### Brief A
Reproduce the Greek translation thread from "I thank you" to "version of it.".
### Brief B
Write out the rows word for word, from the first row through the row that contains "menu-tools[interactable]: 工具(T) [29, 16, 59, 30]", including both of those rows.

### Document text

· · · · ·

# "People shouldn't fear their government;   the government should fear its people



## kincaid

Does:

"Οι άνθρωποι δεν θα πρέπει να φοβούνται τις κυβερνήσεις τους 
η κυβέρνηση πρέπει να φοβούνται το λαό"

Translate to:

"People shouldn't fear their government; 
the government should fear its people."


Thanks to whoever helps


----------



## tightrope

The greek sentence is not entirely correct. In my opinion, it should be:

"Οι άνθρωποι δεν θα πρέπει να φοβούνται τις κυβερνήσεις τους, 
οι κυβερνήσεις πρέπει να φοβούνται το λαό"

or

"Οι άνθρωποι δεν θα πρέπει να φοβούνται τις κυβερνήσεις τους, 
η κυβέρνηση πρέπει να φοβάται το λαό""


----------



## kincaid

I thank you for taking your time and telling me this. I will wait for more responses to agree or disagree, but I think yours is the correct version of it.


----------



## ateaofimdomar

It is. Bear in mind that in Greek, nouns with a plural meaning (e.g. the police, the government, the team etc.) do not use a plural verb, i.e. in Greek we don't say "The police are coming" but "the police *is *coming" (η αστυνομία έρχεται).


----------



## anthodocheio

tightrope said:


> The greek sentence is not entirely correct. In my opinion, it should be:
> 
> "Οι άνθρωποι δεν θα πρέπει να φοβούνται τις κυβερνήσεις τους,
> οι κυβερνήσεις πρέπει να φοβούνται το λαό"
> 
> or
> 
> "Οι άνθρωποι δεν θα πρέπει να φοβούνται τις κυβερνήσεις τους,
> η κυβέρνηση πρέπει να φοβάται το λαό"


 
To those we could add: 

"Οι άνθρωποι δε θα πρέπει να φοβούνται την κυβέρνησή τους. 
Η κυβέρνηση *θα* πρέπει να φοβάται το λαό."

Both in singular..


----------



## ateaofimdomar

I don't agree. This *θα* is often used when translating should, but it's not natural in Greek.


----------



## anthodocheio

ateaofimdomar said:


> i don't agree. This *θα* is often used when translating should, but it's not natural in greek.


 
Εγώ έτσι θα το έλεγα. Άλλωστε το είχε στην πρώτη πρόταση. Γιατί όχι στη δεύτερη;
Τέλος πάντων... Αυτό που ήθελα να πω είναι ότι μπορούν να μπουν και τα δύο στον ενικό...

· · · · ·

### Extracted data
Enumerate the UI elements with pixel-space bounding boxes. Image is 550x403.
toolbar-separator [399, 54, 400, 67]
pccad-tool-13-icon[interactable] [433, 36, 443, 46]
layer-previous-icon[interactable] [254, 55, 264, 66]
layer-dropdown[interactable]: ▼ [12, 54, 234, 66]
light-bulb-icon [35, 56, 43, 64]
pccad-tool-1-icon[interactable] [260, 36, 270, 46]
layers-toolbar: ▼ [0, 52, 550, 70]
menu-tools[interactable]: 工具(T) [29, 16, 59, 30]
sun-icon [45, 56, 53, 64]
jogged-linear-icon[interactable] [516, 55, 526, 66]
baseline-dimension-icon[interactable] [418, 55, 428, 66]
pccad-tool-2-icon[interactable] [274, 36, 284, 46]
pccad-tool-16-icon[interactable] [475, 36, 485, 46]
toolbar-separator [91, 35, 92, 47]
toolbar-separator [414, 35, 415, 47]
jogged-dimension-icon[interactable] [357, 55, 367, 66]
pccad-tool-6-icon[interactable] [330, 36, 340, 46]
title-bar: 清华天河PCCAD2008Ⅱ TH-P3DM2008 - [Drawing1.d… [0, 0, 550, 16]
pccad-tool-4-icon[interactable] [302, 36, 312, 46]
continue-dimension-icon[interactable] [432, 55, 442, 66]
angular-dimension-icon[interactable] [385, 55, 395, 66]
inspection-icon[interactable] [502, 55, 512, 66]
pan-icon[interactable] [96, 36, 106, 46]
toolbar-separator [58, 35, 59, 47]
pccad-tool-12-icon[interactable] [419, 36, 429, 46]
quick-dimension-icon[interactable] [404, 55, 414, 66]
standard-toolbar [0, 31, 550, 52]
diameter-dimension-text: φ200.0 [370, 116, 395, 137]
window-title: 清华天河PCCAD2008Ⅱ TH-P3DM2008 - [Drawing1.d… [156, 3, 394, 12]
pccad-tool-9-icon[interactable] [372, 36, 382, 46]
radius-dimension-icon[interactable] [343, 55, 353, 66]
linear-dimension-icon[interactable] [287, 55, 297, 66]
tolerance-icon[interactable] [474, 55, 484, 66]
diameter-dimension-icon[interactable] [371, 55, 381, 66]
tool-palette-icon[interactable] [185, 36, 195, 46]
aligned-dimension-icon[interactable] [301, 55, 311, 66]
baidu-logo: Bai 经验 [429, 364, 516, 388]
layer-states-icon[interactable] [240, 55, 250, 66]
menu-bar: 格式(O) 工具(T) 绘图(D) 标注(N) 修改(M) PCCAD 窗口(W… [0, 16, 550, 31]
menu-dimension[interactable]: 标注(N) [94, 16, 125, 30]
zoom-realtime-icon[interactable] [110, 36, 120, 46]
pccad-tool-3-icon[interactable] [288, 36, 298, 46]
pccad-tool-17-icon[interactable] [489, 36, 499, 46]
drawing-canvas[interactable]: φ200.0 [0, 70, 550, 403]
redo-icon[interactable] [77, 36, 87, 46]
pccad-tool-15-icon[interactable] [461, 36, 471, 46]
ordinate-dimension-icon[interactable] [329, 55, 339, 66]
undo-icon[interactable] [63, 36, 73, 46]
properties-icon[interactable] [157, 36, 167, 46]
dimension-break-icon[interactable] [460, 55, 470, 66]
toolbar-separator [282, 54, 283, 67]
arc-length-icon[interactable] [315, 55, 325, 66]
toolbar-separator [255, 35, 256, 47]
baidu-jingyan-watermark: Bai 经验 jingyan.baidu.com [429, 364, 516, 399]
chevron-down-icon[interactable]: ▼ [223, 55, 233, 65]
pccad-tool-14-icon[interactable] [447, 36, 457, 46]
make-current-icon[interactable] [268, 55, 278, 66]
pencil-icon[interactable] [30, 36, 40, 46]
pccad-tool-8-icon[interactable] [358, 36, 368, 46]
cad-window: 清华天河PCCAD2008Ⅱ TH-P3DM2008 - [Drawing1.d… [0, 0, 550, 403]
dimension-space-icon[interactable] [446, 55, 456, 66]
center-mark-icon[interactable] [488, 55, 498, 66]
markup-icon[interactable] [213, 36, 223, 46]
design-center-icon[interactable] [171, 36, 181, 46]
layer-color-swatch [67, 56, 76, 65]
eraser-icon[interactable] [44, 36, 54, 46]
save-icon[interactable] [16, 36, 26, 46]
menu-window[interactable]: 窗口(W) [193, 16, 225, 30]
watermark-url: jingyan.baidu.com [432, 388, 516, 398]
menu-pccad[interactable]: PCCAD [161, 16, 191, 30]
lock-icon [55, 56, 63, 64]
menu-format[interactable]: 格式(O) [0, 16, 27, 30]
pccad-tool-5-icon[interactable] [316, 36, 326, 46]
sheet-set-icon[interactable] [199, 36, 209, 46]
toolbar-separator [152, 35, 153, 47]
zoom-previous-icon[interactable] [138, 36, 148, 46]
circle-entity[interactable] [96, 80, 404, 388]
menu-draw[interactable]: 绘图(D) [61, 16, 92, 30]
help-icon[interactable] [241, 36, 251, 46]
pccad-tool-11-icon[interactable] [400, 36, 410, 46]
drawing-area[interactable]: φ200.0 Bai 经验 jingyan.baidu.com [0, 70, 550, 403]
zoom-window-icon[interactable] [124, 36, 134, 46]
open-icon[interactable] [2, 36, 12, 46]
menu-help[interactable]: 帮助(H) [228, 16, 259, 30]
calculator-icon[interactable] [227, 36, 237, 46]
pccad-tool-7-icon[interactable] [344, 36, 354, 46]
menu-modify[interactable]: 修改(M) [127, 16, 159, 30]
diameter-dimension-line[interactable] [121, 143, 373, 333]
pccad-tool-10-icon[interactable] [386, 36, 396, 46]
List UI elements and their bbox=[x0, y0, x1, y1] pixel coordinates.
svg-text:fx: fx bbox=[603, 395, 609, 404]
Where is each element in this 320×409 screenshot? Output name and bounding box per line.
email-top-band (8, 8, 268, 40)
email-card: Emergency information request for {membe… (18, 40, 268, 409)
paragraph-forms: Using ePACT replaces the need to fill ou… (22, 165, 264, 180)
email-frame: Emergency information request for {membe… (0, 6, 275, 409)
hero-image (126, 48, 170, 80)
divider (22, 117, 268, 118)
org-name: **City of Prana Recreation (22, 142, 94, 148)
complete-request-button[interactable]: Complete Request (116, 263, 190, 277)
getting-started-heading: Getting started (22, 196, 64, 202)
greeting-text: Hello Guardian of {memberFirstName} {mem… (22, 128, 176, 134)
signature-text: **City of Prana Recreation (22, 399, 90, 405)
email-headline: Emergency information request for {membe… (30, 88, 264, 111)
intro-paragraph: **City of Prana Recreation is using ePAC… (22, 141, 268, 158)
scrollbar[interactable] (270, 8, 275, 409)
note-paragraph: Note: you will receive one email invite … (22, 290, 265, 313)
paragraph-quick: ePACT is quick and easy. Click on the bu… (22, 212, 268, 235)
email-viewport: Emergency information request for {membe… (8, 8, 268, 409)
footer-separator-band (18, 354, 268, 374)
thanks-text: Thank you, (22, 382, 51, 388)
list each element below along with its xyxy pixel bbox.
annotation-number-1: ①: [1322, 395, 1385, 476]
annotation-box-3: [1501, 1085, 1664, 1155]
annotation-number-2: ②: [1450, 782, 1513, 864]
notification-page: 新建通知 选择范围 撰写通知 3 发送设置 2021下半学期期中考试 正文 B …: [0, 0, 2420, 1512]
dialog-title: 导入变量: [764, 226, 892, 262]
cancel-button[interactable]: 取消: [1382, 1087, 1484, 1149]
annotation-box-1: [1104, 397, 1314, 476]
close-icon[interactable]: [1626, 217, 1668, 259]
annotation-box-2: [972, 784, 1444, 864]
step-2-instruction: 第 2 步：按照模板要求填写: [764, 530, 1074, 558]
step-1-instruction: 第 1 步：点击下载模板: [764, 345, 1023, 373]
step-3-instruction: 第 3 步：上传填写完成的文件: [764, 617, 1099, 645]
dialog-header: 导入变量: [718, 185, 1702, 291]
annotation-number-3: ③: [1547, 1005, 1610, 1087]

· · · · ·

### Full output A
I thank you for taking your time and telling me this. I will wait for more responses to agree or disagree, but I think yours is the correct version of it.

### Full output B
Enumerate the UI elements with pixel-space bounding boxes. Image is 550x403.
toolbar-separator [399, 54, 400, 67]
pccad-tool-13-icon[interactable] [433, 36, 443, 46]
layer-previous-icon[interactable] [254, 55, 264, 66]
layer-dropdown[interactable]: ▼ [12, 54, 234, 66]
light-bulb-icon [35, 56, 43, 64]
pccad-tool-1-icon[interactable] [260, 36, 270, 46]
layers-toolbar: ▼ [0, 52, 550, 70]
menu-tools[interactable]: 工具(T) [29, 16, 59, 30]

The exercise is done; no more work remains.